# Given task
Search the material below for the word "Valor" and copy every line in which it occurs.
═════ Task input ═════
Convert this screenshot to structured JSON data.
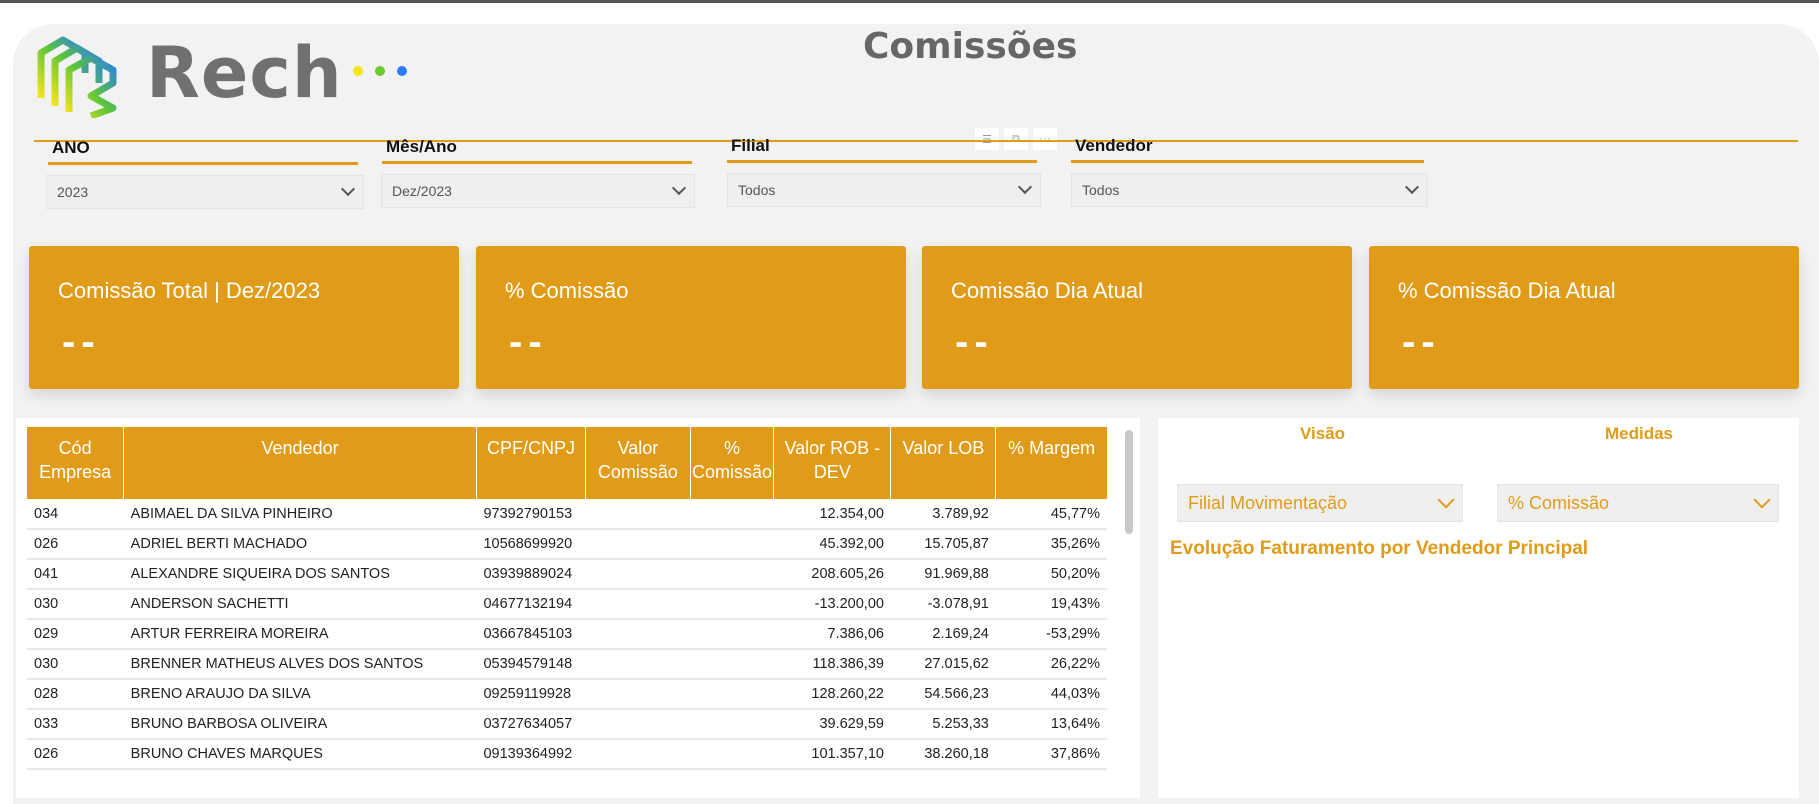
{
  "brand": {
    "name": "Rech",
    "dot_colors": [
      "#f4e51a",
      "#6ccb2e",
      "#2c7ef0"
    ]
  },
  "page_title": "Comissões",
  "filters": [
    {
      "label": "ANO",
      "value": "2023"
    },
    {
      "label": "Mês/Ano",
      "value": "Dez/2023"
    },
    {
      "label": "Filial",
      "value": "Todos"
    },
    {
      "label": "Vendedor",
      "value": "Todos"
    }
  ],
  "cards": [
    {
      "title": "Comissão Total | Dez/2023",
      "value": "--"
    },
    {
      "title": "% Comissão",
      "value": "--"
    },
    {
      "title": "Comissão Dia Atual",
      "value": "--"
    },
    {
      "title": "% Comissão Dia Atual",
      "value": "--"
    }
  ],
  "table": {
    "headers": [
      "Cód Empresa",
      "Vendedor",
      "CPF/CNPJ",
      "Valor Comissão",
      "% Comissão",
      "Valor ROB - DEV",
      "Valor LOB",
      "% Margem"
    ],
    "rows": [
      [
        "034",
        "ABIMAEL DA SILVA PINHEIRO",
        "97392790153",
        "",
        "",
        "12.354,00",
        "3.789,92",
        "45,77%"
      ],
      [
        "026",
        "ADRIEL BERTI MACHADO",
        "10568699920",
        "",
        "",
        "45.392,00",
        "15.705,87",
        "35,26%"
      ],
      [
        "041",
        "ALEXANDRE SIQUEIRA DOS SANTOS",
        "03939889024",
        "",
        "",
        "208.605,26",
        "91.969,88",
        "50,20%"
      ],
      [
        "030",
        "ANDERSON SACHETTI",
        "04677132194",
        "",
        "",
        "-13.200,00",
        "-3.078,91",
        "19,43%"
      ],
      [
        "029",
        "ARTUR FERREIRA MOREIRA",
        "03667845103",
        "",
        "",
        "7.386,06",
        "2.169,24",
        "-53,29%"
      ],
      [
        "030",
        "BRENNER MATHEUS ALVES DOS SANTOS",
        "05394579148",
        "",
        "",
        "118.386,39",
        "27.015,62",
        "26,22%"
      ],
      [
        "028",
        "BRENO ARAUJO DA SILVA",
        "09259119928",
        "",
        "",
        "128.260,22",
        "54.566,23",
        "44,03%"
      ],
      [
        "033",
        "BRUNO BARBOSA OLIVEIRA",
        "03727634057",
        "",
        "",
        "39.629,59",
        "5.253,33",
        "13,64%"
      ],
      [
        "026",
        "BRUNO CHAVES MARQUES",
        "09139364992",
        "",
        "",
        "101.357,10",
        "38.260,18",
        "37,86%"
      ]
    ]
  },
  "right_panel": {
    "visao_label": "Visão",
    "visao_value": "Filial Movimentação",
    "medidas_label": "Medidas",
    "medidas_value": "% Comissão",
    "chart_title": "Evolução Faturamento por Vendedor Principal"
  },
  "toolbar_icons": [
    "filter-icon",
    "focus-mode-icon",
    "more-options-icon"
  ],
  "accent_color": "#e09c19"
}
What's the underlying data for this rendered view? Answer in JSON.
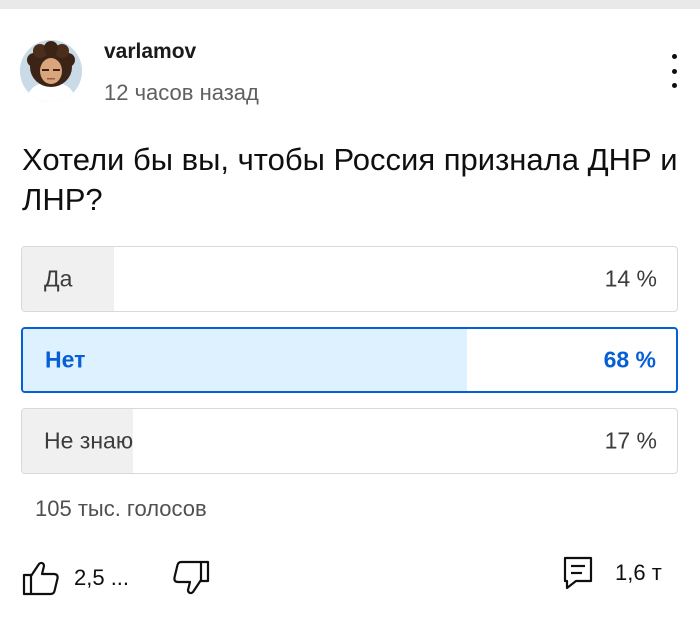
{
  "post": {
    "author": "varlamov",
    "time": "12 часов назад",
    "question": "Хотели бы вы, чтобы Россия признала ДНР и ЛНР?"
  },
  "poll": {
    "options": [
      {
        "label": "Да",
        "percent_text": "14 %",
        "percent": 14,
        "selected": false
      },
      {
        "label": "Нет",
        "percent_text": "68 %",
        "percent": 68,
        "selected": true
      },
      {
        "label": "Не знаю",
        "percent_text": "17 %",
        "percent": 17,
        "selected": false
      }
    ],
    "votes": "105 тыс. голосов"
  },
  "actions": {
    "likes": "2,5 ...",
    "comments": "1,6 т"
  },
  "icons": {
    "like": "thumbs-up-icon",
    "dislike": "thumbs-down-icon",
    "comment": "comment-icon",
    "menu": "more-vert-icon"
  },
  "colors": {
    "accent": "#065fd4",
    "selected_fill": "#def1ff",
    "option_fill": "#f0f0f0"
  }
}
═════
# Response to the task
      "Valor Comissão",
      "Valor ROB - DEV",
      "Valor LOB",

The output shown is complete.